Records from a dataset
______
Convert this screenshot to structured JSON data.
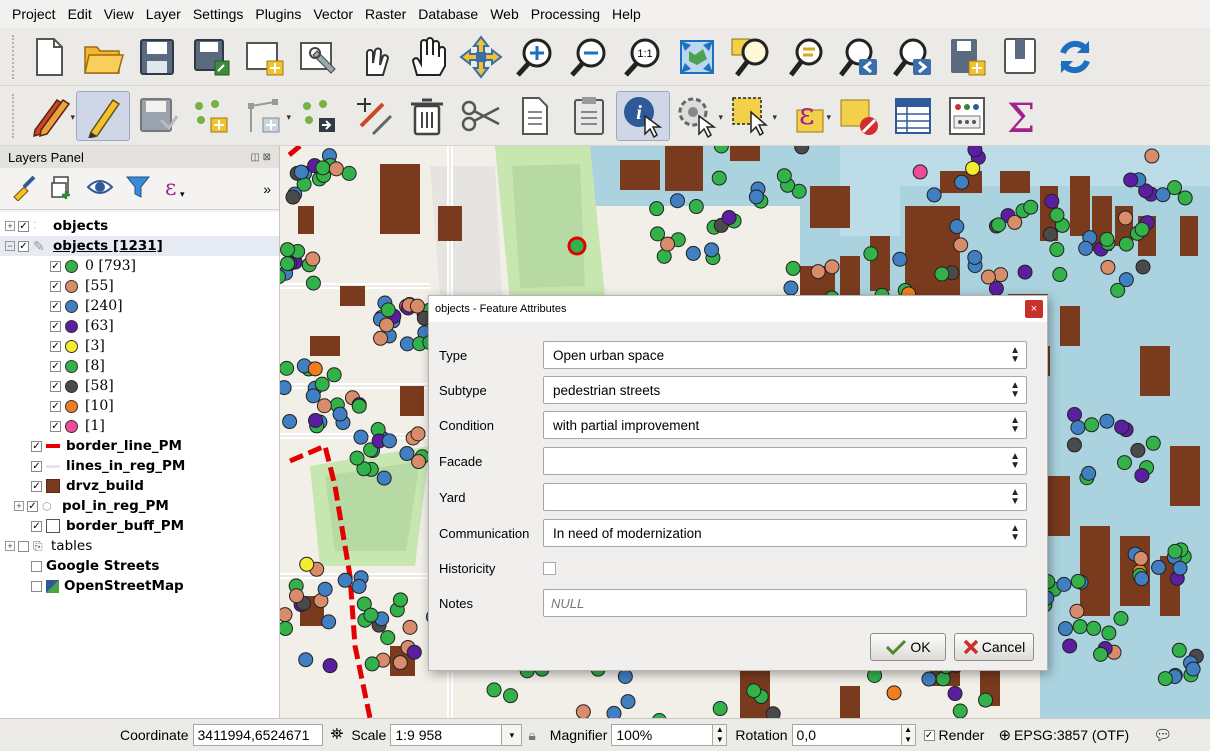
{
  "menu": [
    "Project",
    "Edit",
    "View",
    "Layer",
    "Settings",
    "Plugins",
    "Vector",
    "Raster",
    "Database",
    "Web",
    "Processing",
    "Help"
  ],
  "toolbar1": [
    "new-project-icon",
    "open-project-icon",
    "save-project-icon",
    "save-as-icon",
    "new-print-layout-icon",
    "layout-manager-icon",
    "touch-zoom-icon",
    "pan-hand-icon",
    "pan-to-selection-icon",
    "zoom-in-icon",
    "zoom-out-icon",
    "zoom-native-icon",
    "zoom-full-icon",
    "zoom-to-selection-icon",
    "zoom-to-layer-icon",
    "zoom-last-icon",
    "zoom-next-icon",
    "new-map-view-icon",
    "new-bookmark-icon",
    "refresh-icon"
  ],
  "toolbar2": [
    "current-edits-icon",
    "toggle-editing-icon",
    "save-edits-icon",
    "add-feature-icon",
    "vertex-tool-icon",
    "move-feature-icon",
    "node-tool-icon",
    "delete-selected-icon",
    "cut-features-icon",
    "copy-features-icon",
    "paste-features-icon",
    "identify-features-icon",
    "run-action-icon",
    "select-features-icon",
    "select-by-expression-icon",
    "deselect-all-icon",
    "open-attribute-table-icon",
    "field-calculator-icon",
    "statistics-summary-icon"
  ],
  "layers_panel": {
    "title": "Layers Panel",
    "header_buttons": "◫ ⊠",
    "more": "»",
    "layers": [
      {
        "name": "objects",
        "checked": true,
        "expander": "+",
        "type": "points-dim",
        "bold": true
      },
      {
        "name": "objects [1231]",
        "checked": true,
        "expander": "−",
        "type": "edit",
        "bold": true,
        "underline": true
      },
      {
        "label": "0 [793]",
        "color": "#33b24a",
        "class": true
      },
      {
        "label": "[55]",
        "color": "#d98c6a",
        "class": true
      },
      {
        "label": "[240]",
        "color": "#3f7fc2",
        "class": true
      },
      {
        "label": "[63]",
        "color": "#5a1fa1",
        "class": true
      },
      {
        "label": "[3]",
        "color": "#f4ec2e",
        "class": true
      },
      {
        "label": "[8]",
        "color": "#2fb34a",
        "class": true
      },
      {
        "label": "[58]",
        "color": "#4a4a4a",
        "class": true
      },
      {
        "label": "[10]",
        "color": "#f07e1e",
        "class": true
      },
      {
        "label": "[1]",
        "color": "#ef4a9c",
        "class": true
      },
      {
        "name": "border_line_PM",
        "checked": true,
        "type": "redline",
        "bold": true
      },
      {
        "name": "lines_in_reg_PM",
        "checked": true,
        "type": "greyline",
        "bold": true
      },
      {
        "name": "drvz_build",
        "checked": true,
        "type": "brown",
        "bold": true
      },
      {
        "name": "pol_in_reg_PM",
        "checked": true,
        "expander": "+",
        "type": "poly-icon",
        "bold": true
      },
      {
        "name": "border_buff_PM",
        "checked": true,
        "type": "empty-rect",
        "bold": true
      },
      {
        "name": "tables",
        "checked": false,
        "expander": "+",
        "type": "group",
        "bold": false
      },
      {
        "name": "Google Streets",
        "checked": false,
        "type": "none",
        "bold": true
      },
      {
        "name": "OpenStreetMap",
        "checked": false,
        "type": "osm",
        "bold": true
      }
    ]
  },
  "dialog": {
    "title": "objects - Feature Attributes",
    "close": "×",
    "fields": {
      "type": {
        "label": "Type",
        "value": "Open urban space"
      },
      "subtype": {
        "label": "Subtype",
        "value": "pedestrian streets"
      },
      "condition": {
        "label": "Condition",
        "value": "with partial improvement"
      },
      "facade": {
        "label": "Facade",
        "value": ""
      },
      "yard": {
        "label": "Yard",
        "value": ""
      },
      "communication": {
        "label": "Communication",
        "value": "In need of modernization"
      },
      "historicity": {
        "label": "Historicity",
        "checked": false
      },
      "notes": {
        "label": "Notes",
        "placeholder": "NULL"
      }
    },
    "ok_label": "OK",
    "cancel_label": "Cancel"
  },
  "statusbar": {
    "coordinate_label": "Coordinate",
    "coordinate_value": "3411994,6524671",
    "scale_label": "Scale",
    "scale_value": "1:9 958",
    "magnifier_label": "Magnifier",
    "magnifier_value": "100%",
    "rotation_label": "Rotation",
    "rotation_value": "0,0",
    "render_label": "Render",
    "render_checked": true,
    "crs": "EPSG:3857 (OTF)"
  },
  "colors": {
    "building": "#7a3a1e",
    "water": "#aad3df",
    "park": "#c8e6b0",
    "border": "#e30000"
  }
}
______
Task to complete:
Go through the records. Copy each line where "title" appears.

Response below:
    "title": "Layers Panel",
    "title": "objects - Feature Attributes",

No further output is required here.